## Exercise directions
Restate each line word for word. Leave out every picture.

## Structured figure records
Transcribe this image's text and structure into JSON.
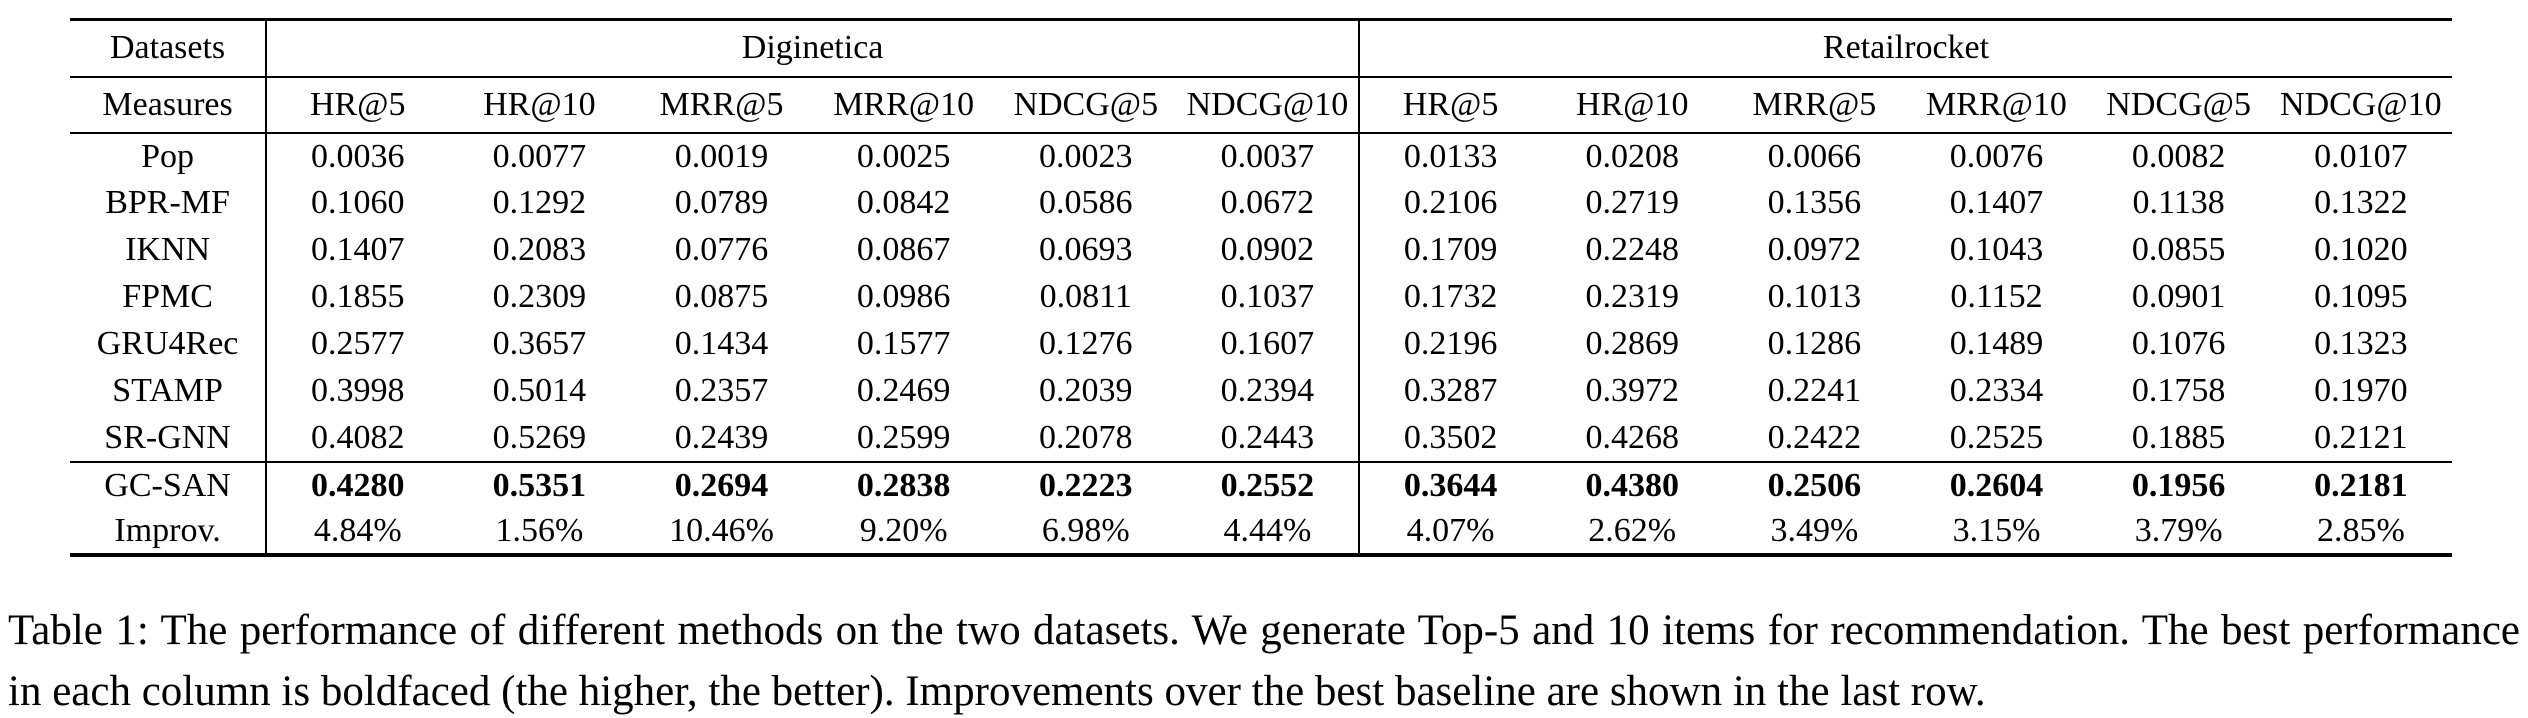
{
  "table": {
    "header": {
      "datasets_label": "Datasets",
      "measures_label": "Measures",
      "group1": "Diginetica",
      "group2": "Retailrocket",
      "measures": [
        "HR@5",
        "HR@10",
        "MRR@5",
        "MRR@10",
        "NDCG@5",
        "NDCG@10",
        "HR@5",
        "HR@10",
        "MRR@5",
        "MRR@10",
        "NDCG@5",
        "NDCG@10"
      ]
    },
    "rows": [
      {
        "method": "Pop",
        "values": [
          "0.0036",
          "0.0077",
          "0.0019",
          "0.0025",
          "0.0023",
          "0.0037",
          "0.0133",
          "0.0208",
          "0.0066",
          "0.0076",
          "0.0082",
          "0.0107"
        ]
      },
      {
        "method": "BPR-MF",
        "values": [
          "0.1060",
          "0.1292",
          "0.0789",
          "0.0842",
          "0.0586",
          "0.0672",
          "0.2106",
          "0.2719",
          "0.1356",
          "0.1407",
          "0.1138",
          "0.1322"
        ]
      },
      {
        "method": "IKNN",
        "values": [
          "0.1407",
          "0.2083",
          "0.0776",
          "0.0867",
          "0.0693",
          "0.0902",
          "0.1709",
          "0.2248",
          "0.0972",
          "0.1043",
          "0.0855",
          "0.1020"
        ]
      },
      {
        "method": "FPMC",
        "values": [
          "0.1855",
          "0.2309",
          "0.0875",
          "0.0986",
          "0.0811",
          "0.1037",
          "0.1732",
          "0.2319",
          "0.1013",
          "0.1152",
          "0.0901",
          "0.1095"
        ]
      },
      {
        "method": "GRU4Rec",
        "values": [
          "0.2577",
          "0.3657",
          "0.1434",
          "0.1577",
          "0.1276",
          "0.1607",
          "0.2196",
          "0.2869",
          "0.1286",
          "0.1489",
          "0.1076",
          "0.1323"
        ]
      },
      {
        "method": "STAMP",
        "values": [
          "0.3998",
          "0.5014",
          "0.2357",
          "0.2469",
          "0.2039",
          "0.2394",
          "0.3287",
          "0.3972",
          "0.2241",
          "0.2334",
          "0.1758",
          "0.1970"
        ]
      },
      {
        "method": "SR-GNN",
        "values": [
          "0.4082",
          "0.5269",
          "0.2439",
          "0.2599",
          "0.2078",
          "0.2443",
          "0.3502",
          "0.4268",
          "0.2422",
          "0.2525",
          "0.1885",
          "0.2121"
        ]
      },
      {
        "method": "GC-SAN",
        "values": [
          "0.4280",
          "0.5351",
          "0.2694",
          "0.2838",
          "0.2223",
          "0.2552",
          "0.3644",
          "0.4380",
          "0.2506",
          "0.2604",
          "0.1956",
          "0.2181"
        ]
      },
      {
        "method": "Improv.",
        "values": [
          "4.84%",
          "1.56%",
          "10.46%",
          "9.20%",
          "6.98%",
          "4.44%",
          "4.07%",
          "2.62%",
          "3.49%",
          "3.15%",
          "3.79%",
          "2.85%"
        ]
      }
    ]
  },
  "caption": "Table 1: The performance of different methods on the two datasets. We generate Top-5 and 10 items for recommendation. The best performance in each column is boldfaced (the higher, the better). Improvements over the best baseline are shown in the last row."
}
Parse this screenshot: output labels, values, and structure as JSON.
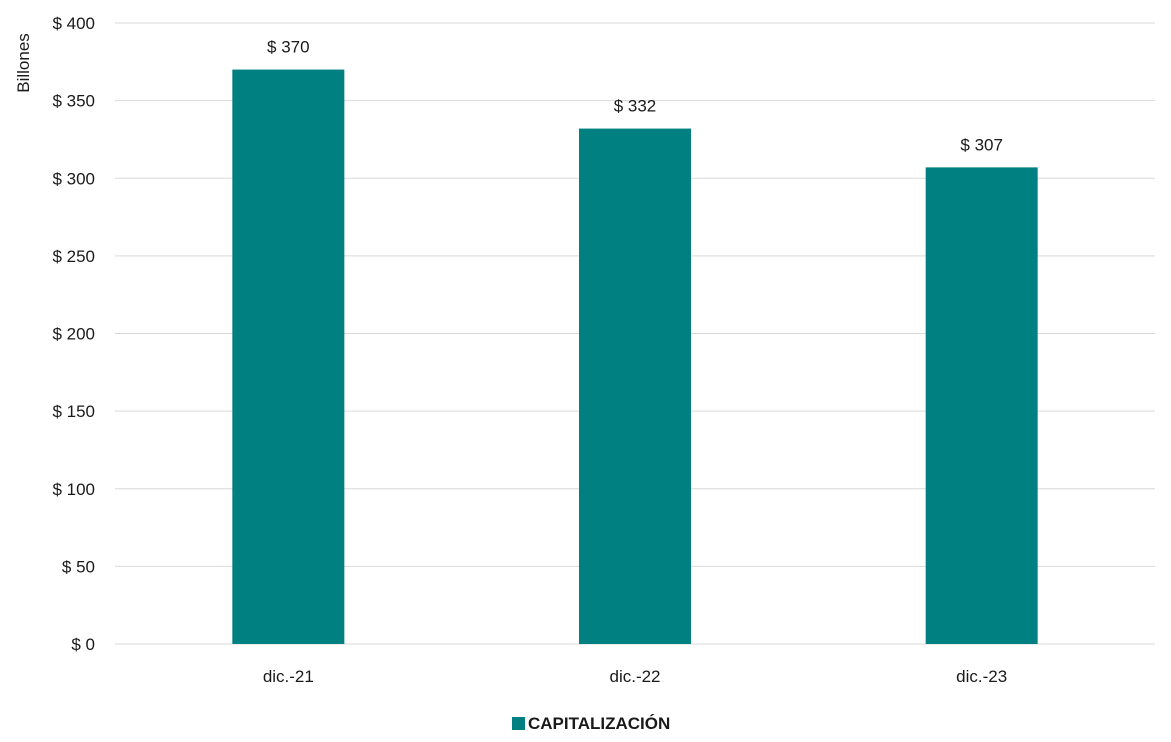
{
  "chart_data": {
    "type": "bar",
    "categories": [
      "dic.-21",
      "dic.-22",
      "dic.-23"
    ],
    "series": [
      {
        "name": "CAPITALIZACIÓN",
        "values": [
          370,
          332,
          307
        ],
        "color": "#008080"
      }
    ],
    "data_labels": [
      "$ 370",
      "$ 332",
      "$ 307"
    ],
    "ylabel": "Billones",
    "ylim": [
      0,
      400
    ],
    "yticks": [
      0,
      50,
      100,
      150,
      200,
      250,
      300,
      350,
      400
    ],
    "ytick_labels": [
      "$ 0",
      "$ 50",
      "$ 100",
      "$ 150",
      "$ 200",
      "$ 250",
      "$ 300",
      "$ 350",
      "$ 400"
    ],
    "grid": true,
    "grid_color": "#d9d9d9",
    "legend_position": "bottom"
  }
}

## Exercise response
Transcribe this image's text and structure into JSON.
{
  "table": {
    "header": {
      "datasets_label": "Datasets",
      "measures_label": "Measures",
      "group1": "Diginetica",
      "group2": "Retailrocket",
      "measures": [
        "HR@5",
        "HR@10",
        "MRR@5",
        "MRR@10",
        "NDCG@5",
        "NDCG@10",
        "HR@5",
        "HR@10",
        "MRR@5",
        "MRR@10",
        "NDCG@5",
        "NDCG@10"
      ]
    },
    "rows": [
      {
        "method": "Pop",
        "values": [
          "0.0036",
          "0.0077",
          "0.0019",
          "0.0025",
          "0.0023",
          "0.0037",
          "0.0133",
          "0.0208",
          "0.0066",
          "0.0076",
          "0.0082",
          "0.0107"
        ]
      },
      {
        "method": "BPR-MF",
        "values": [
          "0.1060",
          "0.1292",
          "0.0789",
          "0.0842",
          "0.0586",
          "0.0672",
          "0.2106",
          "0.2719",
          "0.1356",
          "0.1407",
          "0.1138",
          "0.1322"
        ]
      },
      {
        "method": "IKNN",
        "values": [
          "0.1407",
          "0.2083",
          "0.0776",
          "0.0867",
          "0.0693",
          "0.0902",
          "0.1709",
          "0.2248",
          "0.0972",
          "0.1043",
          "0.0855",
          "0.1020"
        ]
      },
      {
        "method": "FPMC",
        "values": [
          "0.1855",
          "0.2309",
          "0.0875",
          "0.0986",
          "0.0811",
          "0.1037",
          "0.1732",
          "0.2319",
          "0.1013",
          "0.1152",
          "0.0901",
          "0.1095"
        ]
      },
      {
        "method": "GRU4Rec",
        "values": [
          "0.2577",
          "0.3657",
          "0.1434",
          "0.1577",
          "0.1276",
          "0.1607",
          "0.2196",
          "0.2869",
          "0.1286",
          "0.1489",
          "0.1076",
          "0.1323"
        ]
      },
      {
        "method": "STAMP",
        "values": [
          "0.3998",
          "0.5014",
          "0.2357",
          "0.2469",
          "0.2039",
          "0.2394",
          "0.3287",
          "0.3972",
          "0.2241",
          "0.2334",
          "0.1758",
          "0.1970"
        ]
      },
      {
        "method": "SR-GNN",
        "values": [
          "0.4082",
          "0.5269",
          "0.2439",
          "0.2599",
          "0.2078",
          "0.2443",
          "0.3502",
          "0.4268",
          "0.2422",
          "0.2525",
          "0.1885",
          "0.2121"
        ]
      },
      {
        "method": "GC-SAN",
        "values": [
          "0.4280",
          "0.5351",
          "0.2694",
          "0.2838",
          "0.2223",
          "0.2552",
          "0.3644",
          "0.4380",
          "0.2506",
          "0.2604",
          "0.1956",
          "0.2181"
        ]
      },
      {
        "method": "Improv.",
        "values": [
          "4.84%",
          "1.56%",
          "10.46%",
          "9.20%",
          "6.98%",
          "4.44%",
          "4.07%",
          "2.62%",
          "3.49%",
          "3.15%",
          "3.79%",
          "2.85%"
        ]
      }
    ]
  },
  "caption": "Table 1: The performance of different methods on the two datasets. We generate Top-5 and 10 items for recommendation. The best performance in each column is boldfaced (the higher, the better). Improvements over the best baseline are shown in the last row."
}
Parse this screenshot: output labels, values, and structure as JSON.
{
  "chart_data": {
    "type": "bar",
    "categories": [
      "dic.-21",
      "dic.-22",
      "dic.-23"
    ],
    "series": [
      {
        "name": "CAPITALIZACIÓN",
        "values": [
          370,
          332,
          307
        ],
        "color": "#008080"
      }
    ],
    "data_labels": [
      "$ 370",
      "$ 332",
      "$ 307"
    ],
    "ylabel": "Billones",
    "ylim": [
      0,
      400
    ],
    "yticks": [
      0,
      50,
      100,
      150,
      200,
      250,
      300,
      350,
      400
    ],
    "ytick_labels": [
      "$ 0",
      "$ 50",
      "$ 100",
      "$ 150",
      "$ 200",
      "$ 250",
      "$ 300",
      "$ 350",
      "$ 400"
    ],
    "grid": true,
    "grid_color": "#d9d9d9",
    "legend_position": "bottom"
  }
}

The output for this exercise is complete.